Boxed element entries:
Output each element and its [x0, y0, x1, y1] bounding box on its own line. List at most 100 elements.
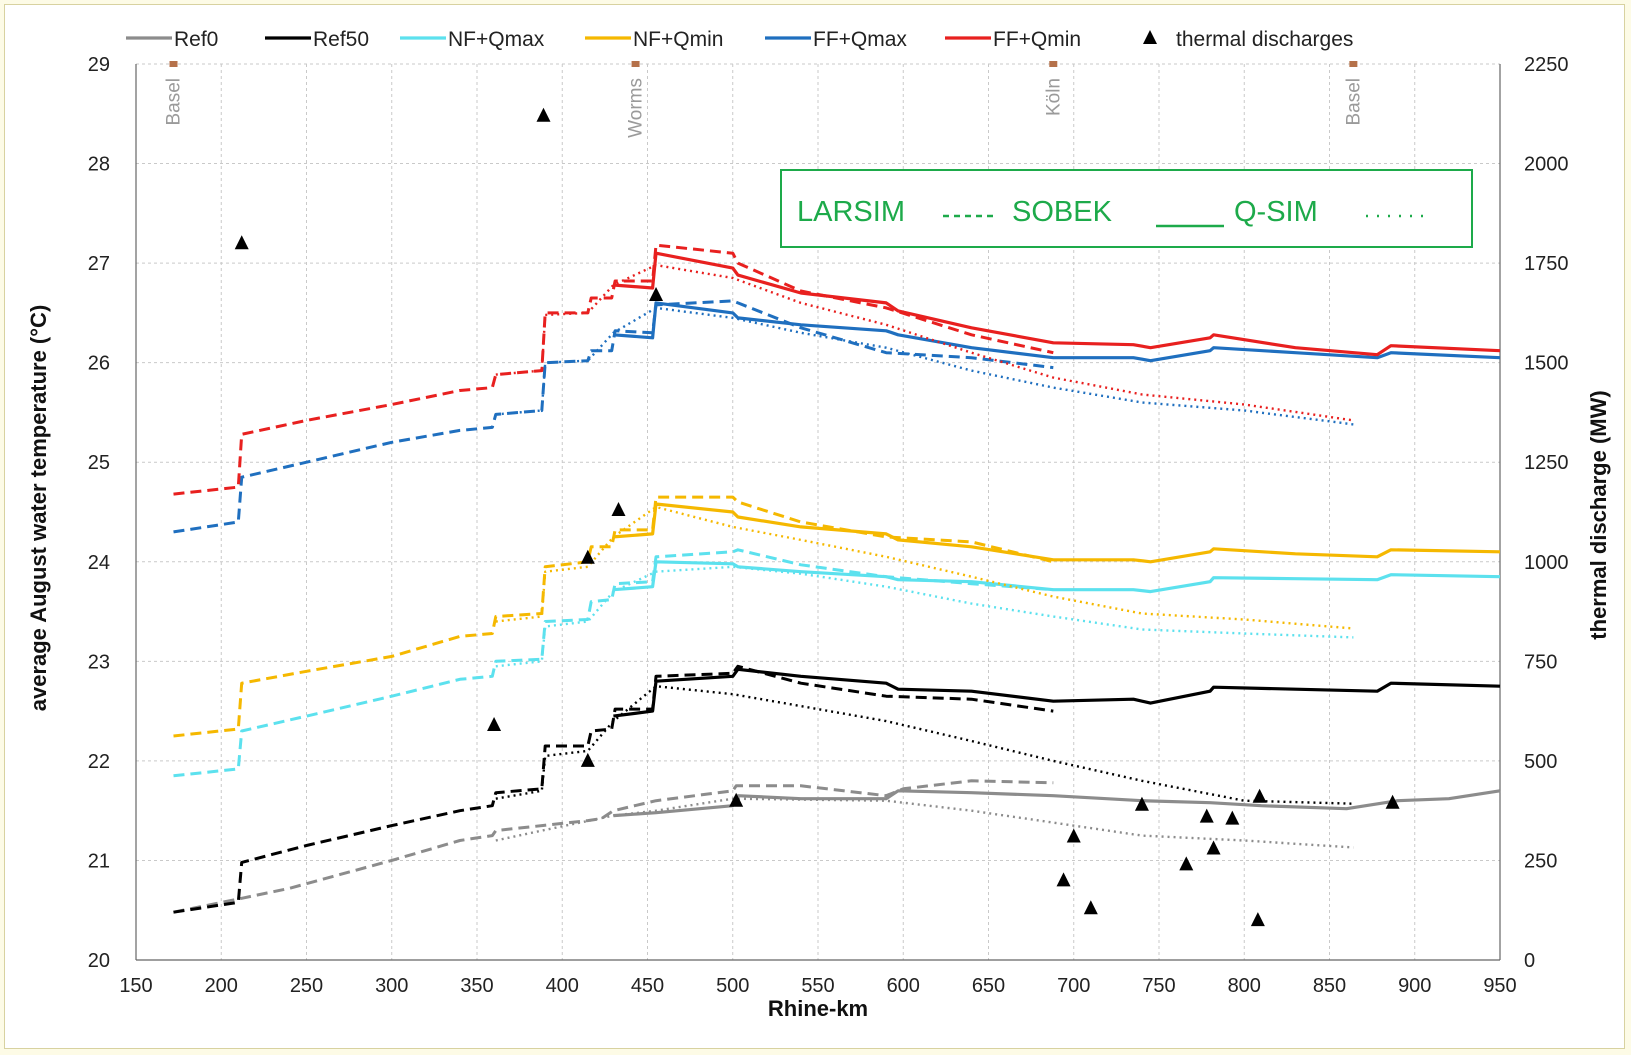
y-tick-label: 20 [88, 950, 110, 972]
city-marker [169, 61, 178, 67]
city-label: Köln [1043, 78, 1064, 116]
legend: Ref0 Ref50 NF+Qmax NF+Qmin FF+Qmax FF+Qmin the… [126, 28, 1353, 51]
y2-tick-label: 1000 [1524, 552, 1569, 574]
city-marker [1049, 61, 1058, 67]
x-tick-label: 150 [119, 975, 152, 997]
y2-tick-label: 750 [1524, 651, 1557, 673]
series-line-ff-qmin-larsim [173, 243, 1054, 496]
series-line-ff-qmax-sobek [613, 301, 1501, 363]
legend-label: FF+Qmin [993, 28, 1081, 51]
series-line-ff-qmax-qsim [495, 306, 1354, 426]
plot-area [135, 64, 1501, 961]
y2-tick-label: 0 [1524, 950, 1535, 972]
model-legend-box [780, 169, 1473, 248]
series-line-nf-qmin-qsim [495, 505, 1354, 630]
y2-tick-label: 250 [1524, 850, 1557, 872]
city-markers: Basel Worms Köln Basel [164, 61, 1364, 138]
legend-label: Ref0 [174, 28, 218, 51]
model-legend-label: LARSIM [797, 196, 905, 228]
thermal-discharge-point [1179, 856, 1194, 871]
x-tick-label: 450 [631, 975, 664, 997]
thermal-discharge-point [1225, 810, 1240, 825]
thermal-discharge-point [1199, 808, 1214, 823]
legend-label: thermal discharges [1176, 28, 1353, 51]
y-axis-title: average August water temperature (°C) [26, 305, 51, 712]
series-line-ref50-sobek [613, 667, 1501, 718]
model-legend-label: SOBEK [1012, 196, 1113, 228]
legend-label: NF+Qmax [448, 28, 545, 51]
thermal-discharge-point [1134, 796, 1149, 811]
series-line-ff-qmin-sobek [613, 251, 1501, 357]
legend-triangle-icon [1143, 30, 1157, 44]
x-tick-label: 750 [1142, 975, 1175, 997]
city-marker [1349, 61, 1358, 67]
x-tick-label: 950 [1483, 975, 1516, 997]
model-legend: LARSIM SOBEK Q-SIM [780, 169, 1473, 248]
thermal-discharge-point [1066, 828, 1081, 843]
y-tick-label: 22 [88, 751, 110, 773]
thermal-discharge-point [487, 717, 502, 732]
series-line-ref0-qsim [495, 797, 1354, 849]
x-tick-label: 600 [887, 975, 920, 997]
thermal-discharge-point [1083, 900, 1098, 915]
thermal-discharge-point [536, 107, 551, 122]
x-tick-label: 500 [716, 975, 749, 997]
series-line-ff-qmax-larsim [173, 299, 1054, 534]
x-tick-label: 900 [1398, 975, 1431, 997]
y2-tick-label: 500 [1524, 751, 1557, 773]
legend-label: Ref50 [313, 28, 369, 51]
model-legend-label: Q-SIM [1234, 196, 1318, 228]
city-label: Basel [164, 78, 185, 126]
thermal-discharge-point [1206, 840, 1221, 855]
thermal-discharge-point [1385, 794, 1400, 809]
y-tick-label: 21 [88, 850, 110, 872]
series-line-nf-qmin-sobek [613, 502, 1501, 564]
city-label: Basel [1343, 78, 1364, 126]
series-layer [173, 243, 1501, 914]
x-tick-label: 350 [460, 975, 493, 997]
x-tick-label: 700 [1057, 975, 1090, 997]
x-axis-ticks: 150 200 250 300 350 400 450 500 550 600 650 700 750 8… [119, 975, 1516, 997]
y2-tick-label: 1250 [1524, 452, 1569, 474]
x-tick-label: 200 [205, 975, 238, 997]
series-line-ref0-larsim [173, 779, 1054, 914]
series-line-ref0-sobek [613, 789, 1501, 818]
y2-axis-ticks: 0 250 500 750 1000 1250 1500 1750 2000 2250 [1524, 54, 1569, 972]
x-tick-label: 850 [1313, 975, 1346, 997]
y-axis-ticks: 20 21 22 23 24 25 26 27 28 29 [88, 54, 110, 972]
series-line-nf-qmax-larsim [173, 548, 1054, 778]
thermal-discharge-point [234, 235, 249, 250]
city-marker [631, 61, 640, 67]
series-line-nf-qmax-sobek [613, 560, 1501, 594]
y2-tick-label: 2250 [1524, 54, 1569, 76]
y-tick-label: 26 [88, 353, 110, 375]
legend-label: FF+Qmax [813, 28, 907, 51]
y2-tick-label: 1750 [1524, 253, 1569, 275]
y-tick-label: 28 [88, 154, 110, 176]
thermal-discharge-point [729, 792, 744, 807]
thermal-discharge-markers [234, 107, 1400, 927]
thermal-discharge-point [1250, 912, 1265, 927]
y-tick-label: 23 [88, 651, 110, 673]
thermal-discharge-point [580, 752, 595, 767]
y-tick-label: 24 [88, 552, 110, 574]
y2-tick-label: 1500 [1524, 353, 1569, 375]
y-tick-label: 29 [88, 54, 110, 76]
thermal-discharge-point [611, 502, 626, 517]
series-line-ref50-qsim [495, 685, 1354, 805]
thermal-discharge-point [580, 549, 595, 564]
y2-tick-label: 2000 [1524, 154, 1569, 176]
x-tick-label: 650 [972, 975, 1005, 997]
x-tick-label: 250 [290, 975, 323, 997]
x-tick-label: 300 [375, 975, 408, 997]
thermal-discharge-point [1056, 872, 1071, 887]
y2-axis-title: thermal discharge (MW) [1586, 390, 1611, 639]
series-line-ff-qmin-qsim [495, 263, 1354, 422]
x-axis-title: Rhine-km [768, 996, 868, 1021]
y-tick-label: 25 [88, 452, 110, 474]
y-tick-label: 27 [88, 253, 110, 275]
series-line-nf-qmin-larsim [173, 495, 1054, 738]
thermal-discharge-point [649, 286, 664, 301]
series-line-ref50-larsim [173, 664, 1054, 914]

Aim:
Rewrite the listing with every "thermal-discharge-point" changed to "heat-outlet-point" and all else left as it stands. Leave the pictures out of your answer.

Correct output:
Output each element and its [x0, y0, x1, y1] bounding box on its own line. List at most 100 elements.
y-tick-label: 20 [88, 950, 110, 972]
city-marker [169, 61, 178, 67]
city-label: Köln [1043, 78, 1064, 116]
legend: Ref0 Ref50 NF+Qmax NF+Qmin FF+Qmax FF+Qmin the… [126, 28, 1353, 51]
y2-tick-label: 1000 [1524, 552, 1569, 574]
city-marker [1049, 61, 1058, 67]
x-tick-label: 150 [119, 975, 152, 997]
y2-tick-label: 750 [1524, 651, 1557, 673]
series-line-ff-qmin-larsim [173, 243, 1054, 496]
series-line-ff-qmax-sobek [613, 301, 1501, 363]
legend-label: FF+Qmin [993, 28, 1081, 51]
series-line-ff-qmax-qsim [495, 306, 1354, 426]
plot-area [135, 64, 1501, 961]
y2-tick-label: 0 [1524, 950, 1535, 972]
model-legend-box [780, 169, 1473, 248]
series-line-nf-qmin-qsim [495, 505, 1354, 630]
y2-tick-label: 250 [1524, 850, 1557, 872]
city-markers: Basel Worms Köln Basel [164, 61, 1364, 138]
legend-label: Ref0 [174, 28, 218, 51]
model-legend-label: LARSIM [797, 196, 905, 228]
heat-outlet-point [1179, 856, 1194, 871]
x-tick-label: 450 [631, 975, 664, 997]
heat-outlet-point [1225, 810, 1240, 825]
heat-outlet-point [1199, 808, 1214, 823]
legend-label: thermal discharges [1176, 28, 1353, 51]
y-axis-title: average August water temperature (°C) [26, 305, 51, 712]
series-line-ref50-sobek [613, 667, 1501, 718]
model-legend-label: SOBEK [1012, 196, 1113, 228]
legend-label: NF+Qmax [448, 28, 545, 51]
heat-outlet-point [1134, 796, 1149, 811]
series-line-ff-qmin-sobek [613, 251, 1501, 357]
legend-triangle-icon [1143, 30, 1157, 44]
x-tick-label: 750 [1142, 975, 1175, 997]
city-marker [1349, 61, 1358, 67]
x-tick-label: 950 [1483, 975, 1516, 997]
model-legend: LARSIM SOBEK Q-SIM [780, 169, 1473, 248]
heat-outlet-point [1066, 828, 1081, 843]
y-tick-label: 22 [88, 751, 110, 773]
heat-outlet-point [487, 717, 502, 732]
series-line-ref0-qsim [495, 797, 1354, 849]
x-tick-label: 600 [887, 975, 920, 997]
heat-outlet-point [1083, 900, 1098, 915]
heat-outlet-point [536, 107, 551, 122]
x-tick-label: 500 [716, 975, 749, 997]
series-line-ff-qmax-larsim [173, 299, 1054, 534]
x-tick-label: 900 [1398, 975, 1431, 997]
y2-tick-label: 500 [1524, 751, 1557, 773]
legend-label: Ref50 [313, 28, 369, 51]
model-legend-label: Q-SIM [1234, 196, 1318, 228]
city-label: Basel [164, 78, 185, 126]
heat-outlet-point [1206, 840, 1221, 855]
heat-outlet-point [1385, 794, 1400, 809]
y-tick-label: 21 [88, 850, 110, 872]
series-line-nf-qmin-sobek [613, 502, 1501, 564]
city-label: Basel [1343, 78, 1364, 126]
series-layer [173, 243, 1501, 914]
x-tick-label: 350 [460, 975, 493, 997]
x-tick-label: 700 [1057, 975, 1090, 997]
x-axis-ticks: 150 200 250 300 350 400 450 500 550 600 650 700 750 8… [119, 975, 1516, 997]
y2-tick-label: 1250 [1524, 452, 1569, 474]
x-tick-label: 200 [205, 975, 238, 997]
series-line-ref0-larsim [173, 779, 1054, 914]
series-line-ref0-sobek [613, 789, 1501, 818]
y2-axis-ticks: 0 250 500 750 1000 1250 1500 1750 2000 2250 [1524, 54, 1569, 972]
x-tick-label: 850 [1313, 975, 1346, 997]
y-axis-ticks: 20 21 22 23 24 25 26 27 28 29 [88, 54, 110, 972]
series-line-nf-qmax-larsim [173, 548, 1054, 778]
heat-outlet-point [234, 235, 249, 250]
city-marker [631, 61, 640, 67]
series-line-nf-qmax-sobek [613, 560, 1501, 594]
y2-tick-label: 2250 [1524, 54, 1569, 76]
y-tick-label: 26 [88, 353, 110, 375]
legend-label: FF+Qmax [813, 28, 907, 51]
y2-tick-label: 1750 [1524, 253, 1569, 275]
y-tick-label: 28 [88, 154, 110, 176]
heat-outlet-point [729, 792, 744, 807]
thermal-discharge-markers [234, 107, 1400, 927]
heat-outlet-point [1250, 912, 1265, 927]
y-tick-label: 23 [88, 651, 110, 673]
heat-outlet-point [580, 752, 595, 767]
y-tick-label: 24 [88, 552, 110, 574]
y2-tick-label: 1500 [1524, 353, 1569, 375]
y-tick-label: 29 [88, 54, 110, 76]
heat-outlet-point [611, 502, 626, 517]
series-line-ref50-qsim [495, 685, 1354, 805]
heat-outlet-point [580, 549, 595, 564]
y2-tick-label: 2000 [1524, 154, 1569, 176]
x-tick-label: 650 [972, 975, 1005, 997]
x-tick-label: 250 [290, 975, 323, 997]
x-tick-label: 300 [375, 975, 408, 997]
heat-outlet-point [1056, 872, 1071, 887]
y2-axis-title: thermal discharge (MW) [1586, 390, 1611, 639]
series-line-ff-qmin-qsim [495, 263, 1354, 422]
x-axis-title: Rhine-km [768, 996, 868, 1021]
y-tick-label: 25 [88, 452, 110, 474]
y-tick-label: 27 [88, 253, 110, 275]
series-line-nf-qmin-larsim [173, 495, 1054, 738]
heat-outlet-point [649, 286, 664, 301]
series-line-ref50-larsim [173, 664, 1054, 914]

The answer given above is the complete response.